_Short task:_
Pick out every line in the data below that holds "this".

----

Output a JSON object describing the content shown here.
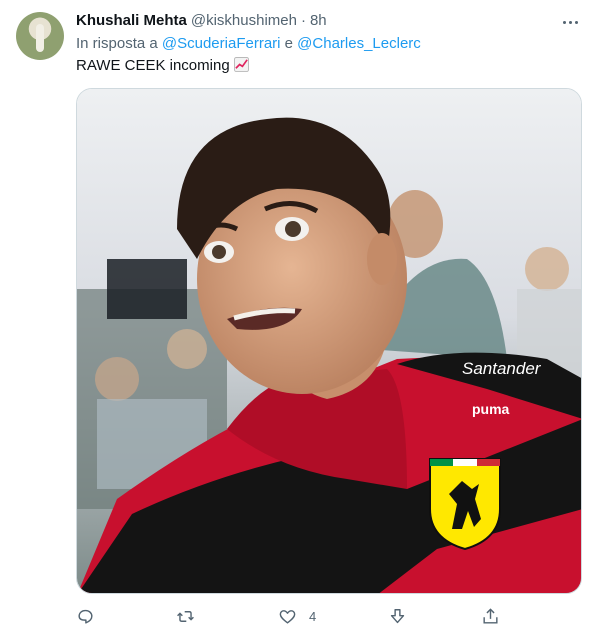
{
  "tweet": {
    "display_name": "Khushali Mehta",
    "handle": "@kiskhushimeh",
    "separator": "·",
    "time": "8h",
    "reply_prefix": "In risposta a",
    "reply_mention_1": "@ScuderiaFerrari",
    "reply_conjunction": "e",
    "reply_mention_2": "@Charles_Leclerc",
    "text": "RAWE CEEK incoming",
    "emoji": "chart-increasing-emoji",
    "media": {
      "sponsor_text": "Santander",
      "brand_text": "puma",
      "icon": "photo"
    }
  },
  "actions": {
    "reply_icon": "reply-icon",
    "retweet_icon": "retweet-icon",
    "like_icon": "like-icon",
    "like_count": "4",
    "downvote_icon": "downvote-icon",
    "share_icon": "share-icon"
  },
  "colors": {
    "link": "#1d9bf0",
    "secondary_text": "#536471",
    "primary_text": "#0f1419",
    "border": "#cfd9de",
    "ferrari_red": "#c8102e",
    "ferrari_yellow": "#ffe800"
  }
}
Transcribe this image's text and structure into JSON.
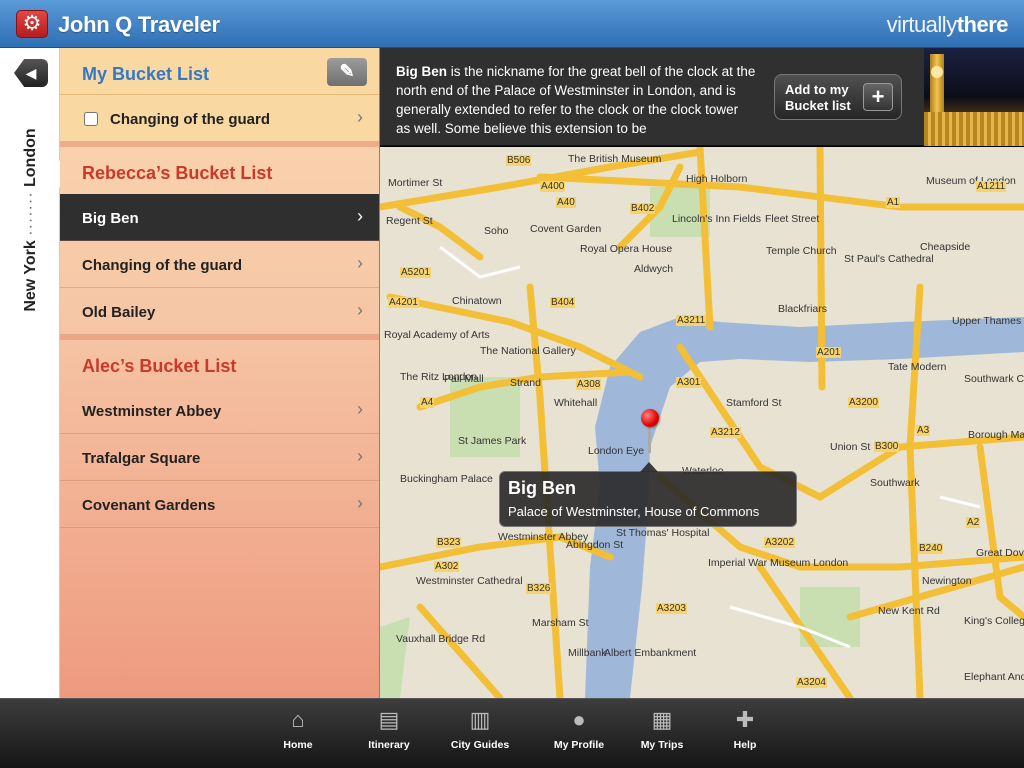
{
  "header": {
    "title": "John Q Traveler",
    "brand_part1": "virtually",
    "brand_part2": "there"
  },
  "side_tab": {
    "from": "New York",
    "sep": "·······",
    "to": "London"
  },
  "lists": {
    "my": {
      "title": "My Bucket List",
      "items": [
        {
          "label": "Changing of the guard"
        }
      ]
    },
    "rebecca": {
      "title": "Rebecca’s Bucket List",
      "items": [
        {
          "label": "Big Ben",
          "selected": true
        },
        {
          "label": "Changing of the guard"
        },
        {
          "label": "Old Bailey"
        }
      ]
    },
    "alec": {
      "title": "Alec’s Bucket List",
      "items": [
        {
          "label": "Westminster Abbey"
        },
        {
          "label": "Trafalgar Square"
        },
        {
          "label": "Covenant Gardens"
        }
      ]
    }
  },
  "banner": {
    "bold": "Big Ben",
    "text": " is the nickname for the great bell of the clock at the north end of the Palace of Westminster in London, and is generally extended to refer to the clock or the clock tower as well. Some believe this extension to be",
    "button_line1": "Add to my",
    "button_line2": "Bucket list"
  },
  "map": {
    "callout_title": "Big Ben",
    "callout_subtitle": "Palace of Westminster, House of Commons",
    "places": [
      "The British Museum",
      "Soho",
      "Covent Garden",
      "Royal Opera House",
      "Lincoln's Inn Fields",
      "Fleet Street",
      "Temple Church",
      "St Paul's Cathedral",
      "Museum of London",
      "Chinatown",
      "The National Gallery",
      "Blackfriars",
      "Royal Academy of Arts",
      "The Ritz London",
      "Strand",
      "St James Park",
      "London Eye",
      "Waterloo",
      "Tate Modern",
      "Southwark Cathedral",
      "Borough Market",
      "Buckingham Palace",
      "Westminster Abbey",
      "St Thomas' Hospital",
      "Southwark",
      "Union St",
      "Imperial War Museum London",
      "Westminster Cathedral",
      "Newington",
      "King's College London",
      "Elephant And Castle",
      "New Kent Rd",
      "Mortimer St",
      "High Holborn",
      "Cheapside",
      "Upper Thames St",
      "Aldwych",
      "Pall Mall",
      "Whitehall",
      "Millbank",
      "Marsham St",
      "Stamford St",
      "Vauxhall Bridge Rd",
      "Great Dover St",
      "Abingdon St",
      "Albert Embankment",
      "Regent St"
    ],
    "road_labels": [
      "A400",
      "B506",
      "A40",
      "B402",
      "A1211",
      "A1",
      "A201",
      "A5201",
      "A4201",
      "A3211",
      "A4",
      "B404",
      "A308",
      "A3212",
      "A3200",
      "A301",
      "A3",
      "B300",
      "A302",
      "B323",
      "A3203",
      "A3202",
      "B326",
      "A3204",
      "B240",
      "A2"
    ]
  },
  "tabbar": [
    {
      "label": "Home",
      "icon": "home-icon"
    },
    {
      "label": "Itinerary",
      "icon": "itinerary-icon"
    },
    {
      "label": "City Guides",
      "icon": "map-icon"
    },
    {
      "label": "My Profile",
      "icon": "person-icon"
    },
    {
      "label": "My Trips",
      "icon": "trips-icon"
    },
    {
      "label": "Help",
      "icon": "help-icon"
    }
  ]
}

----

_Correct result:_
Transcribe this image's text and structure into JSON.
    "text": " is the nickname for the great bell of the clock at the north end of the Palace of Westminster in London, and is generally extended to refer to the clock or the clock tower as well. Some believe this extension to be",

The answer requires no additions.